* [PROBLEM TO WORK ON]: Search the records that follow and extract every line containing the string "label".

[start]

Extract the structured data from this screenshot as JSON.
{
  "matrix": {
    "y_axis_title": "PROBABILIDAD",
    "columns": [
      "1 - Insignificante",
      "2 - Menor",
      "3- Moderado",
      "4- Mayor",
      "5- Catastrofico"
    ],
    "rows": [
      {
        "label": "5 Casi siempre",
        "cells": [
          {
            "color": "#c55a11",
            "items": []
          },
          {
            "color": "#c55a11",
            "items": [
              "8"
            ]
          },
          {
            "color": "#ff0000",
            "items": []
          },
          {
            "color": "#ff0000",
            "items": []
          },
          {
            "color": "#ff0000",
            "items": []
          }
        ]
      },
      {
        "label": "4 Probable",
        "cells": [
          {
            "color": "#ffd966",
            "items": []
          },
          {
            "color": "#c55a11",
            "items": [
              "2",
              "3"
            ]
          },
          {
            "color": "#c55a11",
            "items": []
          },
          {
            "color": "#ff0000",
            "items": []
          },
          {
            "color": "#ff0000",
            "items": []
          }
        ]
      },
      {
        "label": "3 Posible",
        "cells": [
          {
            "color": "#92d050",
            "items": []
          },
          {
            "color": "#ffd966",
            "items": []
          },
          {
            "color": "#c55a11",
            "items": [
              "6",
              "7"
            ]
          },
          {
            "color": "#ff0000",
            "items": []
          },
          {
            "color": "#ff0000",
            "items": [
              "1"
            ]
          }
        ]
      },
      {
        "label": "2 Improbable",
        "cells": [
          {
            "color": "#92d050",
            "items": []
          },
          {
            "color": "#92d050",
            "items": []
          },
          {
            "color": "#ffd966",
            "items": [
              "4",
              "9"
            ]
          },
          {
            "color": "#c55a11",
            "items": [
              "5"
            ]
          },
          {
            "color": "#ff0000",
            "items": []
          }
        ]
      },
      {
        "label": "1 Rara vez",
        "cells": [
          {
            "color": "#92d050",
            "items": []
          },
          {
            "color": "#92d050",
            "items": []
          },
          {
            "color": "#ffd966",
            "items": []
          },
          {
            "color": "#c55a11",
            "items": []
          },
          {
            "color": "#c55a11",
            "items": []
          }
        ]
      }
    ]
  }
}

[end]

* [EXERCISE RESULT]:
        "label": "5 Casi siempre",
        "label": "4 Probable",
        "label": "3 Posible",
        "label": "2 Improbable",
        "label": "1 Rara vez",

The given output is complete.